* begin DATA LINES *

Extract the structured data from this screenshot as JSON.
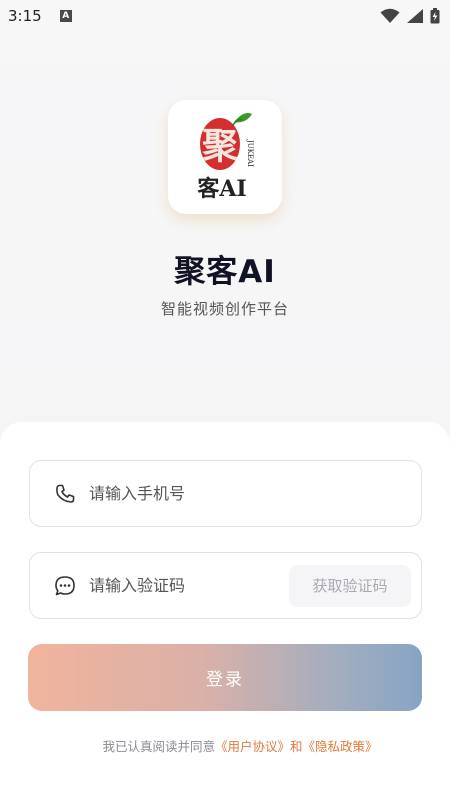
{
  "status_bar": {
    "time": "3:15",
    "indicator": "A"
  },
  "app": {
    "logo_char_main": "聚",
    "logo_char_sub": "客AI",
    "logo_side_text": "JUKEAI",
    "title": "聚客AI",
    "subtitle": "智能视频创作平台"
  },
  "form": {
    "phone_placeholder": "请输入手机号",
    "code_placeholder": "请输入验证码",
    "get_code_label": "获取验证码",
    "login_label": "登录"
  },
  "agreement": {
    "prefix": "我已认真阅读并同意",
    "link_text": "《用户协议》和《隐私政策》"
  },
  "colors": {
    "accent_link": "#e07a3c",
    "logo_red": "#d32f2f",
    "leaf_green": "#3a9a2a"
  }
}
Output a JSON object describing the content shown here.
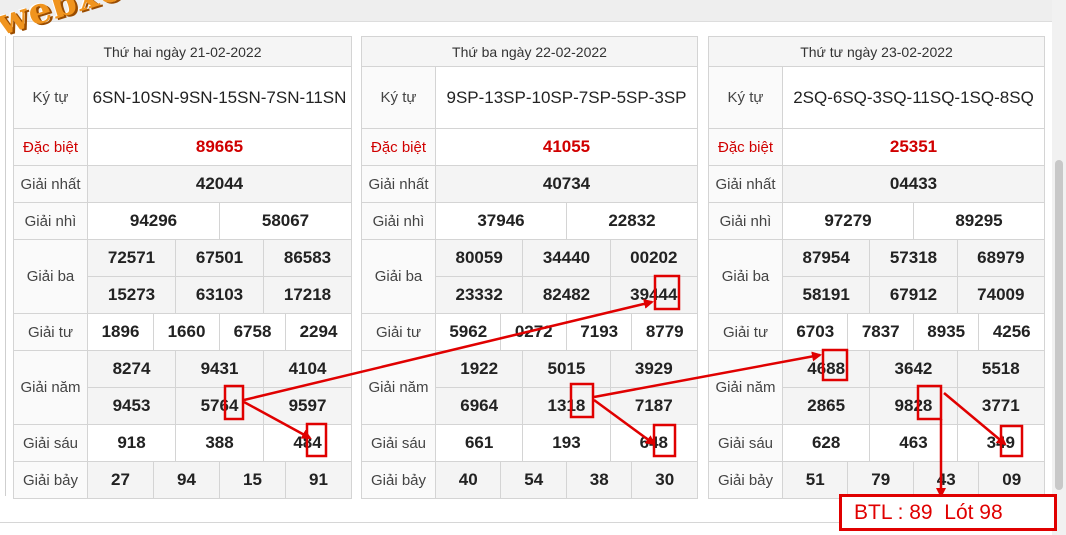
{
  "logo": {
    "text": "webxoso.net"
  },
  "colors": {
    "highlight": "#e00000",
    "special": "#d00000",
    "logo": "#f0941e"
  },
  "labels": {
    "ky_tu": "Ký tự",
    "dac_biet": "Đặc biệt",
    "giai_nhat": "Giải nhất",
    "giai_nhi": "Giải nhì",
    "giai_ba": "Giải ba",
    "giai_tu": "Giải tư",
    "giai_nam": "Giải năm",
    "giai_sau": "Giải sáu",
    "giai_bay": "Giải bảy"
  },
  "tables": [
    {
      "header": "Thứ hai ngày 21-02-2022",
      "ky_tu": "6SN-10SN-9SN-15SN-7SN-11SN",
      "dac_biet": "89665",
      "giai_nhat": "42044",
      "giai_nhi": [
        "94296",
        "58067"
      ],
      "giai_ba": [
        "72571",
        "67501",
        "86583",
        "15273",
        "63103",
        "17218"
      ],
      "giai_tu": [
        "1896",
        "1660",
        "6758",
        "2294"
      ],
      "giai_nam": [
        "8274",
        "9431",
        "4104",
        "9453",
        "5764",
        "9597"
      ],
      "giai_sau": [
        "918",
        "388",
        "484"
      ],
      "giai_bay": [
        "27",
        "94",
        "15",
        "91"
      ]
    },
    {
      "header": "Thứ ba ngày 22-02-2022",
      "ky_tu": "9SP-13SP-10SP-7SP-5SP-3SP",
      "dac_biet": "41055",
      "giai_nhat": "40734",
      "giai_nhi": [
        "37946",
        "22832"
      ],
      "giai_ba": [
        "80059",
        "34440",
        "00202",
        "23332",
        "82482",
        "39444"
      ],
      "giai_tu": [
        "5962",
        "0272",
        "7193",
        "8779"
      ],
      "giai_nam": [
        "1922",
        "5015",
        "3929",
        "6964",
        "1318",
        "7187"
      ],
      "giai_sau": [
        "661",
        "193",
        "648"
      ],
      "giai_bay": [
        "40",
        "54",
        "38",
        "30"
      ]
    },
    {
      "header": "Thứ tư ngày 23-02-2022",
      "ky_tu": "2SQ-6SQ-3SQ-11SQ-1SQ-8SQ",
      "dac_biet": "25351",
      "giai_nhat": "04433",
      "giai_nhi": [
        "97279",
        "89295"
      ],
      "giai_ba": [
        "87954",
        "57318",
        "68979",
        "58191",
        "67912",
        "74009"
      ],
      "giai_tu": [
        "6703",
        "7837",
        "8935",
        "4256"
      ],
      "giai_nam": [
        "4688",
        "3642",
        "5518",
        "2865",
        "9828",
        "3771"
      ],
      "giai_sau": [
        "628",
        "463",
        "349"
      ],
      "giai_bay": [
        "51",
        "79",
        "43",
        "09"
      ]
    }
  ],
  "annotation": {
    "text": "BTL : 89  Lót 98"
  }
}
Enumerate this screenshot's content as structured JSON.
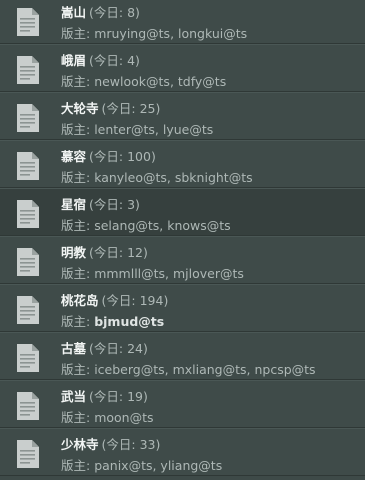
{
  "labels": {
    "today_prefix": "(今日: ",
    "today_suffix": ")",
    "moderator_prefix": "版主: "
  },
  "colors": {
    "background": "#3e4a48",
    "row_highlight": "#36403e",
    "title_text": "#f2f5f4",
    "muted_text": "#aeb8b6",
    "icon": "#c9cecd"
  },
  "forums": [
    {
      "name": "嵩山",
      "today": "8",
      "moderators": "mruying@ts, longkui@ts",
      "icon": "document-icon"
    },
    {
      "name": "峨眉",
      "today": "4",
      "moderators": "newlook@ts, tdfy@ts",
      "icon": "document-icon"
    },
    {
      "name": "大轮寺",
      "today": "25",
      "moderators": "lenter@ts, lyue@ts",
      "icon": "document-icon"
    },
    {
      "name": "慕容",
      "today": "100",
      "moderators": "kanyleo@ts, sbknight@ts",
      "icon": "document-icon"
    },
    {
      "name": "星宿",
      "today": "3",
      "moderators": "selang@ts, knows@ts",
      "icon": "document-icon",
      "highlight": true
    },
    {
      "name": "明教",
      "today": "12",
      "moderators": "mmmlll@ts, mjlover@ts",
      "icon": "document-icon"
    },
    {
      "name": "桃花岛",
      "today": "194",
      "moderators": "bjmud@ts",
      "icon": "document-icon",
      "bold_moderators": true
    },
    {
      "name": "古墓",
      "today": "24",
      "moderators": "iceberg@ts, mxliang@ts, npcsp@ts",
      "icon": "document-icon"
    },
    {
      "name": "武当",
      "today": "19",
      "moderators": "moon@ts",
      "icon": "document-icon"
    },
    {
      "name": "少林寺",
      "today": "33",
      "moderators": "panix@ts, yliang@ts",
      "icon": "document-icon"
    }
  ]
}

* end DATA LINES *

**WRITTEN REQUEST**
From the material above, reproduce everything verbatim except the pictures.

**OUTPUT BELOW**
Extract the structured data from this screenshot as JSON.
{
  "status_bar": {
    "time": "3:15",
    "indicator": "A"
  },
  "app": {
    "logo_char_main": "聚",
    "logo_char_sub": "客AI",
    "logo_side_text": "JUKEAI",
    "title": "聚客AI",
    "subtitle": "智能视频创作平台"
  },
  "form": {
    "phone_placeholder": "请输入手机号",
    "code_placeholder": "请输入验证码",
    "get_code_label": "获取验证码",
    "login_label": "登录"
  },
  "agreement": {
    "prefix": "我已认真阅读并同意",
    "link_text": "《用户协议》和《隐私政策》"
  },
  "colors": {
    "accent_link": "#e07a3c",
    "logo_red": "#d32f2f",
    "leaf_green": "#3a9a2a"
  }
}
Output a JSON object describing the content shown here.
{
  "logo": {
    "text": "webxoso.net"
  },
  "colors": {
    "highlight": "#e00000",
    "special": "#d00000",
    "logo": "#f0941e"
  },
  "labels": {
    "ky_tu": "Ký tự",
    "dac_biet": "Đặc biệt",
    "giai_nhat": "Giải nhất",
    "giai_nhi": "Giải nhì",
    "giai_ba": "Giải ba",
    "giai_tu": "Giải tư",
    "giai_nam": "Giải năm",
    "giai_sau": "Giải sáu",
    "giai_bay": "Giải bảy"
  },
  "tables": [
    {
      "header": "Thứ hai ngày 21-02-2022",
      "ky_tu": "6SN-10SN-9SN-15SN-7SN-11SN",
      "dac_biet": "89665",
      "giai_nhat": "42044",
      "giai_nhi": [
        "94296",
        "58067"
      ],
      "giai_ba": [
        "72571",
        "67501",
        "86583",
        "15273",
        "63103",
        "17218"
      ],
      "giai_tu": [
        "1896",
        "1660",
        "6758",
        "2294"
      ],
      "giai_nam": [
        "8274",
        "9431",
        "4104",
        "9453",
        "5764",
        "9597"
      ],
      "giai_sau": [
        "918",
        "388",
        "484"
      ],
      "giai_bay": [
        "27",
        "94",
        "15",
        "91"
      ]
    },
    {
      "header": "Thứ ba ngày 22-02-2022",
      "ky_tu": "9SP-13SP-10SP-7SP-5SP-3SP",
      "dac_biet": "41055",
      "giai_nhat": "40734",
      "giai_nhi": [
        "37946",
        "22832"
      ],
      "giai_ba": [
        "80059",
        "34440",
        "00202",
        "23332",
        "82482",
        "39444"
      ],
      "giai_tu": [
        "5962",
        "0272",
        "7193",
        "8779"
      ],
      "giai_nam": [
        "1922",
        "5015",
        "3929",
        "6964",
        "1318",
        "7187"
      ],
      "giai_sau": [
        "661",
        "193",
        "648"
      ],
      "giai_bay": [
        "40",
        "54",
        "38",
        "30"
      ]
    },
    {
      "header": "Thứ tư ngày 23-02-2022",
      "ky_tu": "2SQ-6SQ-3SQ-11SQ-1SQ-8SQ",
      "dac_biet": "25351",
      "giai_nhat": "04433",
      "giai_nhi": [
        "97279",
        "89295"
      ],
      "giai_ba": [
        "87954",
        "57318",
        "68979",
        "58191",
        "67912",
        "74009"
      ],
      "giai_tu": [
        "6703",
        "7837",
        "8935",
        "4256"
      ],
      "giai_nam": [
        "4688",
        "3642",
        "5518",
        "2865",
        "9828",
        "3771"
      ],
      "giai_sau": [
        "628",
        "463",
        "349"
      ],
      "giai_bay": [
        "51",
        "79",
        "43",
        "09"
      ]
    }
  ],
  "annotation": {
    "text": "BTL : 89  Lót 98"
  }
}
Enumerate this screenshot's content as structured JSON.
{
  "labels": {
    "today_prefix": "(今日: ",
    "today_suffix": ")",
    "moderator_prefix": "版主: "
  },
  "colors": {
    "background": "#3e4a48",
    "row_highlight": "#36403e",
    "title_text": "#f2f5f4",
    "muted_text": "#aeb8b6",
    "icon": "#c9cecd"
  },
  "forums": [
    {
      "name": "嵩山",
      "today": "8",
      "moderators": "mruying@ts, longkui@ts",
      "icon": "document-icon"
    },
    {
      "name": "峨眉",
      "today": "4",
      "moderators": "newlook@ts, tdfy@ts",
      "icon": "document-icon"
    },
    {
      "name": "大轮寺",
      "today": "25",
      "moderators": "lenter@ts, lyue@ts",
      "icon": "document-icon"
    },
    {
      "name": "慕容",
      "today": "100",
      "moderators": "kanyleo@ts, sbknight@ts",
      "icon": "document-icon"
    },
    {
      "name": "星宿",
      "today": "3",
      "moderators": "selang@ts, knows@ts",
      "icon": "document-icon",
      "highlight": true
    },
    {
      "name": "明教",
      "today": "12",
      "moderators": "mmmlll@ts, mjlover@ts",
      "icon": "document-icon"
    },
    {
      "name": "桃花岛",
      "today": "194",
      "moderators": "bjmud@ts",
      "icon": "document-icon",
      "bold_moderators": true
    },
    {
      "name": "古墓",
      "today": "24",
      "moderators": "iceberg@ts, mxliang@ts, npcsp@ts",
      "icon": "document-icon"
    },
    {
      "name": "武当",
      "today": "19",
      "moderators": "moon@ts",
      "icon": "document-icon"
    },
    {
      "name": "少林寺",
      "today": "33",
      "moderators": "panix@ts, yliang@ts",
      "icon": "document-icon"
    }
  ]
}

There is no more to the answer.